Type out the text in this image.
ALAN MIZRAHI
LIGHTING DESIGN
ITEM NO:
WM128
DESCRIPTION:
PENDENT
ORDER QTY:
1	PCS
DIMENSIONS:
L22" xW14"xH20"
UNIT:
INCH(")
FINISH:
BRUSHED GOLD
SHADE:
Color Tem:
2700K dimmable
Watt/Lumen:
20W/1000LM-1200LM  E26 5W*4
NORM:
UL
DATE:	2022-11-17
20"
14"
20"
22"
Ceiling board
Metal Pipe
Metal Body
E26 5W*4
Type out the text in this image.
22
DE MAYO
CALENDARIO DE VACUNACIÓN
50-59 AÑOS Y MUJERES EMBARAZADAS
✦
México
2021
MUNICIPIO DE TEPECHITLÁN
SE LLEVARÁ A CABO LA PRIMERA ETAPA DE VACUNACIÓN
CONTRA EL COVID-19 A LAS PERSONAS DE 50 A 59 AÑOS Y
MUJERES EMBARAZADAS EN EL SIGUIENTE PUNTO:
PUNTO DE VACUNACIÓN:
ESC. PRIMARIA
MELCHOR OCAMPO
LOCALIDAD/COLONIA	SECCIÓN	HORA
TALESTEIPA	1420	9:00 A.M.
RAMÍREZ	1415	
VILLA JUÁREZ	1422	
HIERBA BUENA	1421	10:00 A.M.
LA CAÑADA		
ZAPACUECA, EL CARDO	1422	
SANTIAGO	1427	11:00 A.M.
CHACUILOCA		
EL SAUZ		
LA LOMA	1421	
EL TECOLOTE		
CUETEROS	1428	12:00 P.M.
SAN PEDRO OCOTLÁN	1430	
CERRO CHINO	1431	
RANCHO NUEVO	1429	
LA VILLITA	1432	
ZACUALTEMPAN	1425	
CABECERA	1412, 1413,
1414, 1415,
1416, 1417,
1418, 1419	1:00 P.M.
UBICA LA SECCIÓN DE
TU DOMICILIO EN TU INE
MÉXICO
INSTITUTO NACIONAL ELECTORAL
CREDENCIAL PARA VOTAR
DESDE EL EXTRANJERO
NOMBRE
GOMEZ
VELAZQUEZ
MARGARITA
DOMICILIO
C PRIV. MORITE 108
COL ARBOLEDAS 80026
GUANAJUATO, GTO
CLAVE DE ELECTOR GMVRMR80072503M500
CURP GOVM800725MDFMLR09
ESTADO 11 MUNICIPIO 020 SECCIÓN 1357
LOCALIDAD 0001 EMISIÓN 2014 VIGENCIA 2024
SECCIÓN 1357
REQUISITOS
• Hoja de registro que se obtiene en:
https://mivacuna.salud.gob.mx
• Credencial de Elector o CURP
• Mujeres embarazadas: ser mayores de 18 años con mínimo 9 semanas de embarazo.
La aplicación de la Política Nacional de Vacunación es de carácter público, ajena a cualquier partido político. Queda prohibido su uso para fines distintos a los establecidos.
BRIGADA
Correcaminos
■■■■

* **The problem**: Copy out each line above, character for character.

* **Full response**:
Type out the text in this image.
ALAN MIZRAHI
LIGHTING DESIGN
ITEM NO:
WM128
DESCRIPTION:
PENDENT
ORDER QTY:
1	PCS
DIMENSIONS:
L22" xW14"xH20"
UNIT:
INCH(")
FINISH:
BRUSHED GOLD
SHADE:
Color Tem:
2700K dimmable
Watt/Lumen:
20W/1000LM-1200LM  E26 5W*4
NORM:
UL
DATE:	2022-11-17
20"
14"
20"
22"
Ceiling board
Metal Pipe
Metal Body
E26 5W*4
Type out the text in this image.
22
DE MAYO
CALENDARIO DE VACUNACIÓN
50-59 AÑOS Y MUJERES EMBARAZADAS
✦
México
2021
MUNICIPIO DE TEPECHITLÁN
SE LLEVARÁ A CABO LA PRIMERA ETAPA DE VACUNACIÓN
CONTRA EL COVID-19 A LAS PERSONAS DE 50 A 59 AÑOS Y
MUJERES EMBARAZADAS EN EL SIGUIENTE PUNTO:
PUNTO DE VACUNACIÓN:
ESC. PRIMARIA
MELCHOR OCAMPO
LOCALIDAD/COLONIA	SECCIÓN	HORA
TALESTEIPA	1420	9:00 A.M.
RAMÍREZ	1415	
VILLA JUÁREZ	1422	
HIERBA BUENA	1421	10:00 A.M.
LA CAÑADA		
ZAPACUECA, EL CARDO	1422	
SANTIAGO	1427	11:00 A.M.
CHACUILOCA		
EL SAUZ		
LA LOMA	1421	
EL TECOLOTE		
CUETEROS	1428	12:00 P.M.
SAN PEDRO OCOTLÁN	1430	
CERRO CHINO	1431	
RANCHO NUEVO	1429	
LA VILLITA	1432	
ZACUALTEMPAN	1425	
CABECERA	1412, 1413,
1414, 1415,
1416, 1417,
1418, 1419	1:00 P.M.
UBICA LA SECCIÓN DE
TU DOMICILIO EN TU INE
MÉXICO
INSTITUTO NACIONAL ELECTORAL
CREDENCIAL PARA VOTAR
DESDE EL EXTRANJERO
NOMBRE
GOMEZ
VELAZQUEZ
MARGARITA
DOMICILIO
C PRIV. MORITE 108
COL ARBOLEDAS 80026
GUANAJUATO, GTO
CLAVE DE ELECTOR GMVRMR80072503M500
CURP GOVM800725MDFMLR09
ESTADO 11 MUNICIPIO 020 SECCIÓN 1357
LOCALIDAD 0001 EMISIÓN 2014 VIGENCIA 2024
SECCIÓN 1357
REQUISITOS
• Hoja de registro que se obtiene en:
https://mivacuna.salud.gob.mx
• Credencial de Elector o CURP
• Mujeres embarazadas: ser mayores de 18 años con mínimo 9 semanas de embarazo.
La aplicación de la Política Nacional de Vacunación es de carácter público, ajena a cualquier partido político. Queda prohibido su uso para fines distintos a los establecidos.
BRIGADA
Correcaminos
■■■■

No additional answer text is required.